## WHAT IS BEING ASKED
Your task is to filter the data below down to the lines holding "heissen".

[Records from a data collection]
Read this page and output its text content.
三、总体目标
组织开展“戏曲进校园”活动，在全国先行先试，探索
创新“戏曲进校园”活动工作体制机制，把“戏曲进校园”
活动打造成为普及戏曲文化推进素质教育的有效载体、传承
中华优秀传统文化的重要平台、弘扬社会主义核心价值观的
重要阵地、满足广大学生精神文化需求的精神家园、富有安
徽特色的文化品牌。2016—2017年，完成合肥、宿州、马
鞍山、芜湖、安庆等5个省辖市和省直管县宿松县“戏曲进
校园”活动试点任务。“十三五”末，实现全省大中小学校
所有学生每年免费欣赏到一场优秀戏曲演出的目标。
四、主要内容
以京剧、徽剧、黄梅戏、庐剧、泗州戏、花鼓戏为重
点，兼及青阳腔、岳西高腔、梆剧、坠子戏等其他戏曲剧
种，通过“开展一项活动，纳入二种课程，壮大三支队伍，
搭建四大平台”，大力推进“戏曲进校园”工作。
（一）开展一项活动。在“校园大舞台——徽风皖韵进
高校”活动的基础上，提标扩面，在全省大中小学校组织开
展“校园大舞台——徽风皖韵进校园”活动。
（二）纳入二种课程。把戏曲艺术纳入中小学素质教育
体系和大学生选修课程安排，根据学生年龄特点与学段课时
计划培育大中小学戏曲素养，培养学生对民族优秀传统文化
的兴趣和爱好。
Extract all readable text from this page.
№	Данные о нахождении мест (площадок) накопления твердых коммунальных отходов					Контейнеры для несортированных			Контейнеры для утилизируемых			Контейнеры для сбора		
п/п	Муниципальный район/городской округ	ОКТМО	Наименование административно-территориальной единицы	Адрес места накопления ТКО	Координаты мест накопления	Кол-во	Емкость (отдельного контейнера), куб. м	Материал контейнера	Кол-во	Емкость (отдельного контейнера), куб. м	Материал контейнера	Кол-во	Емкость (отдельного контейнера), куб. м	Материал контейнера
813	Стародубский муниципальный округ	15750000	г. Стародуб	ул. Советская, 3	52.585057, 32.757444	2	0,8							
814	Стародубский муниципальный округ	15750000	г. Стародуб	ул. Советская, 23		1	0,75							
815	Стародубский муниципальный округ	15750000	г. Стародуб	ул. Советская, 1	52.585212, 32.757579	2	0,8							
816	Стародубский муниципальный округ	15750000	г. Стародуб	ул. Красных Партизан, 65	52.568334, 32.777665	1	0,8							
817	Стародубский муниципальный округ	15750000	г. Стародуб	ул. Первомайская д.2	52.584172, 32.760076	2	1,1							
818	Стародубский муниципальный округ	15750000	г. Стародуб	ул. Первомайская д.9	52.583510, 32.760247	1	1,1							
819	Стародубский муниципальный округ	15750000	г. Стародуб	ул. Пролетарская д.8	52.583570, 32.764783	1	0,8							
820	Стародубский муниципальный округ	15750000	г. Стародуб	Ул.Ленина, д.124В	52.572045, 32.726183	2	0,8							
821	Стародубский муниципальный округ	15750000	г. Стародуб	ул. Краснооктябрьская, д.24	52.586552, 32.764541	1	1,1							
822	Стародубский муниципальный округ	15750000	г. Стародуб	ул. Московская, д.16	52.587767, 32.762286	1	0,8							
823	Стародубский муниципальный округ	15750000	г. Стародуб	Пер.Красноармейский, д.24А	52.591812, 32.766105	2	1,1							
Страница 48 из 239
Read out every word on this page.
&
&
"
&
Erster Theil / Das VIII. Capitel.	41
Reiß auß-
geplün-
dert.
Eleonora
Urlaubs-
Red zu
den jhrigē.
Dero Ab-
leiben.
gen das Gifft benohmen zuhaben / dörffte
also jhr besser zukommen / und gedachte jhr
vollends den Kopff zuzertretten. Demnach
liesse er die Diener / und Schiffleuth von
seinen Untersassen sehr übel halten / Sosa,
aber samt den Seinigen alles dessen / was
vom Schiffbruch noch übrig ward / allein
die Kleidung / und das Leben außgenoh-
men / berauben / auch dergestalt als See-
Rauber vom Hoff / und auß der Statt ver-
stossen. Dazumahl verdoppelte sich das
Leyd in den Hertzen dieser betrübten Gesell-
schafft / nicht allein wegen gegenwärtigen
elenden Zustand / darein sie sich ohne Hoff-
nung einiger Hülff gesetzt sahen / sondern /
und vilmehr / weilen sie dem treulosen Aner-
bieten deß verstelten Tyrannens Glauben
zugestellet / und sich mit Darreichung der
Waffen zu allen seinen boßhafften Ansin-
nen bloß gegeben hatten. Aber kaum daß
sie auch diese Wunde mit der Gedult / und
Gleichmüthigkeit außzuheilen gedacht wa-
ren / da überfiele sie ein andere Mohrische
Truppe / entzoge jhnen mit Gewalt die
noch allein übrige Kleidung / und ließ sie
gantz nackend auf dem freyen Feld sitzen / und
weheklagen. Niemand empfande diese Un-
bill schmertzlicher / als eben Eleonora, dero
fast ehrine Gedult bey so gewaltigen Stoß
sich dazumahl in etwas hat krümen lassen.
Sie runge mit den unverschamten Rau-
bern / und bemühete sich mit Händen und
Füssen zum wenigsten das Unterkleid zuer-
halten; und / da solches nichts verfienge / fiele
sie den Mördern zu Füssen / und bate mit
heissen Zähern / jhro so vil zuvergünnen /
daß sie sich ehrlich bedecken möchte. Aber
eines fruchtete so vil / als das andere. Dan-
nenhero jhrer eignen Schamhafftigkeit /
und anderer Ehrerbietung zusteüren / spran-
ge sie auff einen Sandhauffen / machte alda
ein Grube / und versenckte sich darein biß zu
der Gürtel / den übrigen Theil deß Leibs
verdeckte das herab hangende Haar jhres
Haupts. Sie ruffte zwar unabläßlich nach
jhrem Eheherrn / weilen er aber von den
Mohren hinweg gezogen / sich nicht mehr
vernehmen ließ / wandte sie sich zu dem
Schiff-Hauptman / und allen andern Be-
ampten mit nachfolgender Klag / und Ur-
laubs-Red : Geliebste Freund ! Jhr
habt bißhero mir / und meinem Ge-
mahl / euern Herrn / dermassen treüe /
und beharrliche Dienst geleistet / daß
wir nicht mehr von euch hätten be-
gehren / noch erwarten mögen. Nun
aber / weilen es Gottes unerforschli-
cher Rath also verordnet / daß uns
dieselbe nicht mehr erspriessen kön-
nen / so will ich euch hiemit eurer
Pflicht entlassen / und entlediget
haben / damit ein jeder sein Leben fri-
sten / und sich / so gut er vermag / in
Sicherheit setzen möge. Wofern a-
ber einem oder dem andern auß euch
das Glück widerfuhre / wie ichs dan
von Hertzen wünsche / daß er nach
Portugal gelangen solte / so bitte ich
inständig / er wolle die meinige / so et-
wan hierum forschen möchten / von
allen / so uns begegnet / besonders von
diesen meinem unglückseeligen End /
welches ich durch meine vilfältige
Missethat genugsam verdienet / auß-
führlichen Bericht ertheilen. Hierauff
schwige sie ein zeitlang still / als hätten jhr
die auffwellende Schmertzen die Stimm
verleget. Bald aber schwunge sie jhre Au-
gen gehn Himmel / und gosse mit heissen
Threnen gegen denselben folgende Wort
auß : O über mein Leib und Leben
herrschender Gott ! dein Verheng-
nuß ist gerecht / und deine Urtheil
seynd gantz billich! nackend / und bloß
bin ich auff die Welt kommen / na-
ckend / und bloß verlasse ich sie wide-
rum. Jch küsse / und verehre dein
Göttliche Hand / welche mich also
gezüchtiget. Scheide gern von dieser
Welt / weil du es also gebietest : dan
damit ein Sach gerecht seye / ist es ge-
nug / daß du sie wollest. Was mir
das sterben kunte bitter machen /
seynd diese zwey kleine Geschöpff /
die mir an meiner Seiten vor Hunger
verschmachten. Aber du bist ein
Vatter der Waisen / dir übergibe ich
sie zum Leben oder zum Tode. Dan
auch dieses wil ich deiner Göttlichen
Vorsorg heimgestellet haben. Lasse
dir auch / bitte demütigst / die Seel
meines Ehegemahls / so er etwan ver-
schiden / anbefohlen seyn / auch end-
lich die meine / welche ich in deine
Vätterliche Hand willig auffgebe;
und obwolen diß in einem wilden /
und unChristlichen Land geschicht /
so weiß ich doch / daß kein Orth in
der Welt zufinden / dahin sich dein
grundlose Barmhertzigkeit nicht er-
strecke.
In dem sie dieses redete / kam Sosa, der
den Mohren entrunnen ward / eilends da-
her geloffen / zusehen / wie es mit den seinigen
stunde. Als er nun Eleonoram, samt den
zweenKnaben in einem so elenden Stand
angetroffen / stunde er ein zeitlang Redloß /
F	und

## ANSWER TO THE TASK
heissen Zähern / jhro so vil zuvergünnen /
gen gehn Himmel / und gosse mit heissen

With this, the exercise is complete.